Use the method of implicit differentiation to calculate \(d y / d x\) at the point \(P_{0}\) \(x^{4}-y^{4}=-15 \quad P_{0}=(1,2)\)

Short Answer

Expert verified
The derivative \(dy/dx\) at \((1,2)\) is \(\frac{1}{8}.\)

Step by step solution

01

Differentiate Both Sides

Start by differentiating both sides of the equation with respect to \(x\). For the left side \(x^4 - y^4 = -15\), differentiate each term separately. The derivative of \(x^4\) is \(4x^3\), and for \(y^4\), use the chain rule: \(d(y^4)/dx = 4y^3 \times dy/dx\). The right side is constant so its derivative is 0.
★ ★ ★ ★ ★
* [Actions to take]
1) Summarize the implicit differentiation problem in two sentences.
2) In the rows, replace "непредставление заявителем документов" with "отсутствие документов у заявителя" in the part that runs from the first row through the line containing "paragraph: 660. Решение", leaving all else unchanged, and give only that part.
★ ★ ★ ★ ★
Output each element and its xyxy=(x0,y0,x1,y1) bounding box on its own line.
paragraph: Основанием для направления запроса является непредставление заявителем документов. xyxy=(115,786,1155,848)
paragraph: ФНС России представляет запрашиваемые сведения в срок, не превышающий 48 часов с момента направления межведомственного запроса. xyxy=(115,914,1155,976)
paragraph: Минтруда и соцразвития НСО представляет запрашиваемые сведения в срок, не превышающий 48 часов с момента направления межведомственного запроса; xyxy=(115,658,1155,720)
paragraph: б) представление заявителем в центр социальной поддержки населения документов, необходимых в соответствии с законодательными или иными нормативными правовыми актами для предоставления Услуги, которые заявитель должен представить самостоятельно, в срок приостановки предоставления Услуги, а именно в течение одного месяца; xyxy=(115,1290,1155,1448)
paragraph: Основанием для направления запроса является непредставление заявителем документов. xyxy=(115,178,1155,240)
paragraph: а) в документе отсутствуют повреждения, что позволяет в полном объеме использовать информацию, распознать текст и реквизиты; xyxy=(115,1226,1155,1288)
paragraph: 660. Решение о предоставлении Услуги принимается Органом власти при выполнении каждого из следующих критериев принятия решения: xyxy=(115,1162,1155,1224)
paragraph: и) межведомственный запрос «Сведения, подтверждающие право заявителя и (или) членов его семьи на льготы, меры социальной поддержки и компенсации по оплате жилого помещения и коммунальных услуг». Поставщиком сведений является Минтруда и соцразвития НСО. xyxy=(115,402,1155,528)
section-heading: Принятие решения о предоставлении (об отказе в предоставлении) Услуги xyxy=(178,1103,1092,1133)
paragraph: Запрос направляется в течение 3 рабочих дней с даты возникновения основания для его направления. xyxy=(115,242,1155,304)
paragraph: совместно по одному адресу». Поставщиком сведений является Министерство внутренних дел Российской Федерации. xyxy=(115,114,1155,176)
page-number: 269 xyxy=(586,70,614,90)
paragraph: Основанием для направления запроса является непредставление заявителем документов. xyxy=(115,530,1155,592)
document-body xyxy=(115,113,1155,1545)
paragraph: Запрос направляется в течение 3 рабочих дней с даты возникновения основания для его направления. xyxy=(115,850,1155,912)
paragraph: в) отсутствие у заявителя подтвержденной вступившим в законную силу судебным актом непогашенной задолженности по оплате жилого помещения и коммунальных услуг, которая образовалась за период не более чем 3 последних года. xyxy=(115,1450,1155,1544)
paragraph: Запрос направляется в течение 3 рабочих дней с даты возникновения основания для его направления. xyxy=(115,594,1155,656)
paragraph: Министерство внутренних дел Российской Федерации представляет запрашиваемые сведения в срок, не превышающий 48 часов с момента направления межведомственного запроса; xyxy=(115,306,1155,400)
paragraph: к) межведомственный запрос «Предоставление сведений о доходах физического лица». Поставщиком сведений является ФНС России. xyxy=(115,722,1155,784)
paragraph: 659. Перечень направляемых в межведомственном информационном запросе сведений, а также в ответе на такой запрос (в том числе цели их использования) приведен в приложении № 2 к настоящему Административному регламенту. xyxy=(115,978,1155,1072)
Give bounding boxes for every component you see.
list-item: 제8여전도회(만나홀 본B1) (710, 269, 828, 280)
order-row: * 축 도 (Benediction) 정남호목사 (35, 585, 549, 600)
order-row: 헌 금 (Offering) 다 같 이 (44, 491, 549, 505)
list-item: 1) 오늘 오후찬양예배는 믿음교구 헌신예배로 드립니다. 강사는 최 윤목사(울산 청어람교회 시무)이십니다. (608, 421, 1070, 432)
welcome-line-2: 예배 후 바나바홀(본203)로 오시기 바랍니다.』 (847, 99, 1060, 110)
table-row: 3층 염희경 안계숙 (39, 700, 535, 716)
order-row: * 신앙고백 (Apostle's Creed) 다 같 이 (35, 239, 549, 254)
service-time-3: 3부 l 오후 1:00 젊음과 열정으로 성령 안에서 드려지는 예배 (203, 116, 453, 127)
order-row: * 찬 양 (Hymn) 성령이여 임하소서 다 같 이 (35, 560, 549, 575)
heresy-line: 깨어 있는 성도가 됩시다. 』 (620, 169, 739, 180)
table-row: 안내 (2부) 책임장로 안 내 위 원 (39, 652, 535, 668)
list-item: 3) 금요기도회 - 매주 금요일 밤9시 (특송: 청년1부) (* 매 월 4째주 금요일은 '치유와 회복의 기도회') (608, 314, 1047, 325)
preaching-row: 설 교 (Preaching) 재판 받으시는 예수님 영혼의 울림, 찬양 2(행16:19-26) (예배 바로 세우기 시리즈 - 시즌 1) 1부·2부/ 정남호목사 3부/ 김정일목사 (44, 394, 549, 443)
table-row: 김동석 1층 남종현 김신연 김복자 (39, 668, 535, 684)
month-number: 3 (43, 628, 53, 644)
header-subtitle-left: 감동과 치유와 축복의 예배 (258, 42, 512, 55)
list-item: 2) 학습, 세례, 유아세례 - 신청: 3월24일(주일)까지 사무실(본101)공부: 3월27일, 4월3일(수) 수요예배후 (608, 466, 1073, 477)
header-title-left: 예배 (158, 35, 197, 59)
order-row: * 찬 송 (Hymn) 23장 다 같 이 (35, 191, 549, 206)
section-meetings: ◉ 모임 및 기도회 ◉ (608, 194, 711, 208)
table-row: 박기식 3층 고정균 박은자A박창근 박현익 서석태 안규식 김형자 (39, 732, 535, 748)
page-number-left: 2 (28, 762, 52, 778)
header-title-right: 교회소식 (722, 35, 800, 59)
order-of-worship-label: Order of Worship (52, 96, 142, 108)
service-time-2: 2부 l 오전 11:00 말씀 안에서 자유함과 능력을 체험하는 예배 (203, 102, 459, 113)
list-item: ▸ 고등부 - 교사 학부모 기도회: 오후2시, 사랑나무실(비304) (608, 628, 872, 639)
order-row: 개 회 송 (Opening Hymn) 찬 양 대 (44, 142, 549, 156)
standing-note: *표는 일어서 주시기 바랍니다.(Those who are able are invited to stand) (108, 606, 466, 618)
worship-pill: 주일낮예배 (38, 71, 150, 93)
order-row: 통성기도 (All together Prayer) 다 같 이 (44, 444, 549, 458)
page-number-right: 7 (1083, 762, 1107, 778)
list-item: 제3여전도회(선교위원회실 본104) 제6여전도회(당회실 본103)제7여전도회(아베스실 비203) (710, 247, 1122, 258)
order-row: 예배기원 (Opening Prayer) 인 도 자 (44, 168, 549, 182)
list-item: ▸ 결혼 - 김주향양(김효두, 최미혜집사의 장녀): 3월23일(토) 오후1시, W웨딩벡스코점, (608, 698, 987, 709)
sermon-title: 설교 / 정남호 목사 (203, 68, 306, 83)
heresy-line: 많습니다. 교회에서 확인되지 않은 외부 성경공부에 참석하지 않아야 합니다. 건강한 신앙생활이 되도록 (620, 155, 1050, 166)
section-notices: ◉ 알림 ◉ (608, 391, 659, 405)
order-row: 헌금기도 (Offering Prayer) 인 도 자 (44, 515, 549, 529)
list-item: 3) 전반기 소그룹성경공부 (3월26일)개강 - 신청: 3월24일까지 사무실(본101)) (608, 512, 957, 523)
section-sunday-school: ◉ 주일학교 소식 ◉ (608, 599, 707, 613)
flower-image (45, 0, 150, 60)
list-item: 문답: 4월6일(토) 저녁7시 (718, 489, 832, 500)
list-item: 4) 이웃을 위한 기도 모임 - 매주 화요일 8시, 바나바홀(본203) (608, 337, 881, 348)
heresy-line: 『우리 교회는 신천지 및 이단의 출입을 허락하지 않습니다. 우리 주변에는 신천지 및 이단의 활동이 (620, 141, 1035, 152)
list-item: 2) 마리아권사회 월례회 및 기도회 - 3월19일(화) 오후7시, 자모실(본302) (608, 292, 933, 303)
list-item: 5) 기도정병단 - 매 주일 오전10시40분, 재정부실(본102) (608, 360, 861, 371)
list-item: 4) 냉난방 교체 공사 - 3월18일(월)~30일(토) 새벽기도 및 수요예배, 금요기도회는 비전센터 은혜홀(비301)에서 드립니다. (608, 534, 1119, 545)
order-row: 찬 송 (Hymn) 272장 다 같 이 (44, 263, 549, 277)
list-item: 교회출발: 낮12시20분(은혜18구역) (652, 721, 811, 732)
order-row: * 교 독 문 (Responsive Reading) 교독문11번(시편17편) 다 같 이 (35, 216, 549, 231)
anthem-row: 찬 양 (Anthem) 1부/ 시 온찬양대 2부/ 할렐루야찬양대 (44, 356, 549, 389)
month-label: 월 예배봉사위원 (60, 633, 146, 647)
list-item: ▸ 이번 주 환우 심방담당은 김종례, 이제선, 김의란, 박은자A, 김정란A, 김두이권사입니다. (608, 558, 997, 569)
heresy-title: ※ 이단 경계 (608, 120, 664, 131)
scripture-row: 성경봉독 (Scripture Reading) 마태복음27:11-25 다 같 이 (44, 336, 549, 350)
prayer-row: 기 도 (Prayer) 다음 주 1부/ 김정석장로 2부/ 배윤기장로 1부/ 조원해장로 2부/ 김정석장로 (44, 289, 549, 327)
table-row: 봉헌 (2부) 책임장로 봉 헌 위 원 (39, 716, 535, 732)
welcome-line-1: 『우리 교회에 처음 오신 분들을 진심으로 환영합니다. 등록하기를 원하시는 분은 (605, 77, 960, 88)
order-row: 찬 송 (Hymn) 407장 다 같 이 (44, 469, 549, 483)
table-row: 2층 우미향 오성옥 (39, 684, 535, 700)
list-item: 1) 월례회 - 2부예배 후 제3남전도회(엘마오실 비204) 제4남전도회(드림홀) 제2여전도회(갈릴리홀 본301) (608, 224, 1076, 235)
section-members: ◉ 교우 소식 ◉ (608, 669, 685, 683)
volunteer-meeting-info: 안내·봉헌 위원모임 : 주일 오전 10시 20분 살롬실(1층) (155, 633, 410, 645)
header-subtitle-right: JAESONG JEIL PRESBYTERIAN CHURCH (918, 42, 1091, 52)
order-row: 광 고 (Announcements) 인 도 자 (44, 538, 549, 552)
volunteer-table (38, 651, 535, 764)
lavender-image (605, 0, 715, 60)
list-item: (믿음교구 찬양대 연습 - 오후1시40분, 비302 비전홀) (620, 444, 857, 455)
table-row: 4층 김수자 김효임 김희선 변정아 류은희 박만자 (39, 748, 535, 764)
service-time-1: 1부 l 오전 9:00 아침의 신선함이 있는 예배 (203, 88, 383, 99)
★ ★ ★ ★ ★
* [Results in order]
1) The problem asks for the derivative dy/dx of x⁴ − y⁴ = −15 at the point P₀ = (1, 2), and the answer is 1/8. The first step differentiates both sides with respect to x: x⁴ becomes 4x³, y⁴ becomes 4y³ · dy/dx by the chain rule, and the constant right side becomes 0.

2)
Output each element and its xyxy=(x0,y0,x1,y1) bounding box on its own line.
paragraph: Основанием для направления запроса является отсутствие документов у заявителя. xyxy=(115,786,1155,848)
paragraph: ФНС России представляет запрашиваемые сведения в срок, не превышающий 48 часов с момента направления межведомственного запроса. xyxy=(115,914,1155,976)
paragraph: Минтруда и соцразвития НСО представляет запрашиваемые сведения в срок, не превышающий 48 часов с момента направления межведомственного запроса; xyxy=(115,658,1155,720)
paragraph: б) представление заявителем в центр социальной поддержки населения документов, необходимых в соответствии с законодательными или иными нормативными правовыми актами для предоставления Услуги, которые заявитель должен представить самостоятельно, в срок приостановки предоставления Услуги, а именно в течение одного месяца; xyxy=(115,1290,1155,1448)
paragraph: Основанием для направления запроса является отсутствие документов у заявителя. xyxy=(115,178,1155,240)
paragraph: а) в документе отсутствуют повреждения, что позволяет в полном объеме использовать информацию, распознать текст и реквизиты; xyxy=(115,1226,1155,1288)
paragraph: 660. Решение о предоставлении Услуги принимается Органом власти при выполнении каждого из следующих критериев принятия решения: xyxy=(115,1162,1155,1224)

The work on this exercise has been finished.